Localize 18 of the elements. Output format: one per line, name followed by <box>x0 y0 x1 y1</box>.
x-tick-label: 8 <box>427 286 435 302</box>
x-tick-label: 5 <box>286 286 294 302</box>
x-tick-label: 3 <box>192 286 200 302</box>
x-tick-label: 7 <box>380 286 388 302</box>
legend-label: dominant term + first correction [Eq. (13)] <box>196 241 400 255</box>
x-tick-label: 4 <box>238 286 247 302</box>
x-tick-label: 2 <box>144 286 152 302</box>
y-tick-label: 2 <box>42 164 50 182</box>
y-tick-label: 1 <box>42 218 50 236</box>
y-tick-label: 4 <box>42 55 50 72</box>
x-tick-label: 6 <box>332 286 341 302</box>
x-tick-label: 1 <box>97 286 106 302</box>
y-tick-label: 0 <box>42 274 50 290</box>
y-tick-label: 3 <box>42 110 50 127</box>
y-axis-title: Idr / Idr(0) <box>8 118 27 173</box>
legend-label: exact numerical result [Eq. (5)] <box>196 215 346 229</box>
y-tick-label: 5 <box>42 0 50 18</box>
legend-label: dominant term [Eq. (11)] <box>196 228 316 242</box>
....
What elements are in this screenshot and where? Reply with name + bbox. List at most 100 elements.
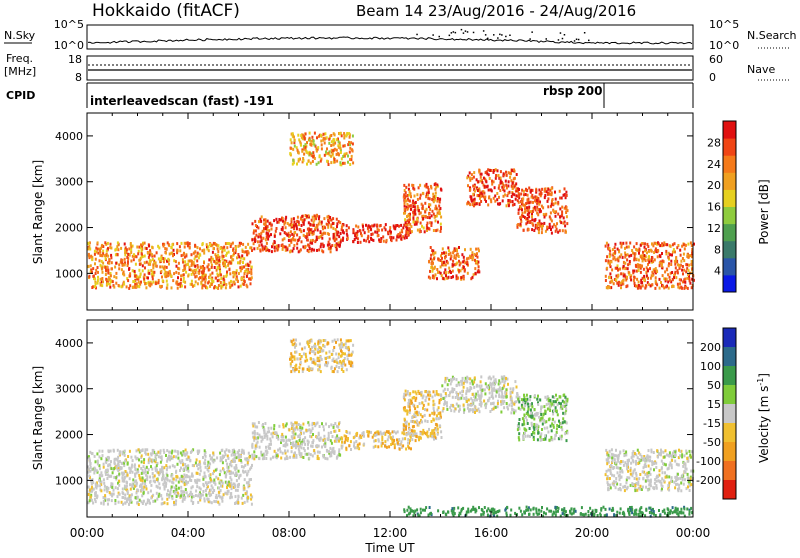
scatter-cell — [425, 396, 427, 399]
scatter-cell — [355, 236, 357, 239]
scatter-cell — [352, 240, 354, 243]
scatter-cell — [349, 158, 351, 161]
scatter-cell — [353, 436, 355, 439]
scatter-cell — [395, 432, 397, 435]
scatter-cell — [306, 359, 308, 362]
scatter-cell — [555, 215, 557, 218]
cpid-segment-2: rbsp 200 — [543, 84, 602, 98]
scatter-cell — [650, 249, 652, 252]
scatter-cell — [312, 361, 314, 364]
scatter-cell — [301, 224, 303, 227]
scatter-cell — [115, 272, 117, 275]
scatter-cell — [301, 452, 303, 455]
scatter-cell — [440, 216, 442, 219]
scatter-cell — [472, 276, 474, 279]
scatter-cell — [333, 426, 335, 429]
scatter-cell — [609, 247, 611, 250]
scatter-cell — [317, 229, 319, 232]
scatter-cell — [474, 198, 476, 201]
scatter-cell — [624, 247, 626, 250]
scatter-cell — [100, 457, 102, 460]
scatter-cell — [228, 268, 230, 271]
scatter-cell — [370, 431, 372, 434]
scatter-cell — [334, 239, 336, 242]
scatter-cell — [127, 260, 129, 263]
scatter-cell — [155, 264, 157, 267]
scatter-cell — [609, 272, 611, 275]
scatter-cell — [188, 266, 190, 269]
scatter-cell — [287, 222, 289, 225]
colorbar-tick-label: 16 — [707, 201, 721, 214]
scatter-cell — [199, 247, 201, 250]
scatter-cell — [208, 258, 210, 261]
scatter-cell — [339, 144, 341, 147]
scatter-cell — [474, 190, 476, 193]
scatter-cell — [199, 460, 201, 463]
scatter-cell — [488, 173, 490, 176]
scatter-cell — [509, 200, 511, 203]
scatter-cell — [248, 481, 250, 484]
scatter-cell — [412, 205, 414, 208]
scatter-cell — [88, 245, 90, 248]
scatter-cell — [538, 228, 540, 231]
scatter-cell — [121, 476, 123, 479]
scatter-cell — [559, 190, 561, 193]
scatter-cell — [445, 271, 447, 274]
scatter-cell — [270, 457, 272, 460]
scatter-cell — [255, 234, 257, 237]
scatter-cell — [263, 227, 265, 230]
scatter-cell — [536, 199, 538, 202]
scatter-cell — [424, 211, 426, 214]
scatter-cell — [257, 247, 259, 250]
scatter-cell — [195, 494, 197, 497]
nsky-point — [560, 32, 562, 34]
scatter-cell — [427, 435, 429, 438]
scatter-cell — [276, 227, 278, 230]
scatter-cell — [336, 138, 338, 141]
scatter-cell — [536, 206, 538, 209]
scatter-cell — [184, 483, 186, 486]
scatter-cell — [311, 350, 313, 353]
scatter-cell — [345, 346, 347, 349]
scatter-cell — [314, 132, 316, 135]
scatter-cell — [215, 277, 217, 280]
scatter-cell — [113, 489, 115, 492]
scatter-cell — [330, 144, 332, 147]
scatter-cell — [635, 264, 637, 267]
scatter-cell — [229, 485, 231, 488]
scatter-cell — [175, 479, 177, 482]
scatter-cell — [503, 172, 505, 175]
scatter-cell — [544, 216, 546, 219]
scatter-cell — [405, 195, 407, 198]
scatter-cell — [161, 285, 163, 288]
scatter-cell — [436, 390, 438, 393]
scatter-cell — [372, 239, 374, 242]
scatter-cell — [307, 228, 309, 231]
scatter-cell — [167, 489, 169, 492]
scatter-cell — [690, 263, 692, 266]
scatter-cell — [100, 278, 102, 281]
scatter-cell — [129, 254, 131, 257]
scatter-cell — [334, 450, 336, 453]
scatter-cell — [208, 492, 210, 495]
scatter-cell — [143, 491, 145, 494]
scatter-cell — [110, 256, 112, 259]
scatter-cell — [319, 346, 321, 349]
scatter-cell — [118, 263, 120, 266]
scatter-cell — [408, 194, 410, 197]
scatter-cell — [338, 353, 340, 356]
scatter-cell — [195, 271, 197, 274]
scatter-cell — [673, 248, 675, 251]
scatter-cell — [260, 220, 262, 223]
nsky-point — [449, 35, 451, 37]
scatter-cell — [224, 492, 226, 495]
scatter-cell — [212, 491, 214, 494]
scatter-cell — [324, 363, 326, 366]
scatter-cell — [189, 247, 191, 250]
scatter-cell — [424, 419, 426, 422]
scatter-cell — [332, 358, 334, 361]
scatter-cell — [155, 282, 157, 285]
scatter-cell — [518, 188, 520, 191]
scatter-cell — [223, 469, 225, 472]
....
### PROBLEM TO SOLVE
Copy out every line above that contains the word "dominant". Case counts.

### RESULT OF THE EXERCISE
legend-label: dominant term + first correction [Eq. (13)] <box>196 241 400 255</box>
legend-label: dominant term [Eq. (11)] <box>196 228 316 242</box>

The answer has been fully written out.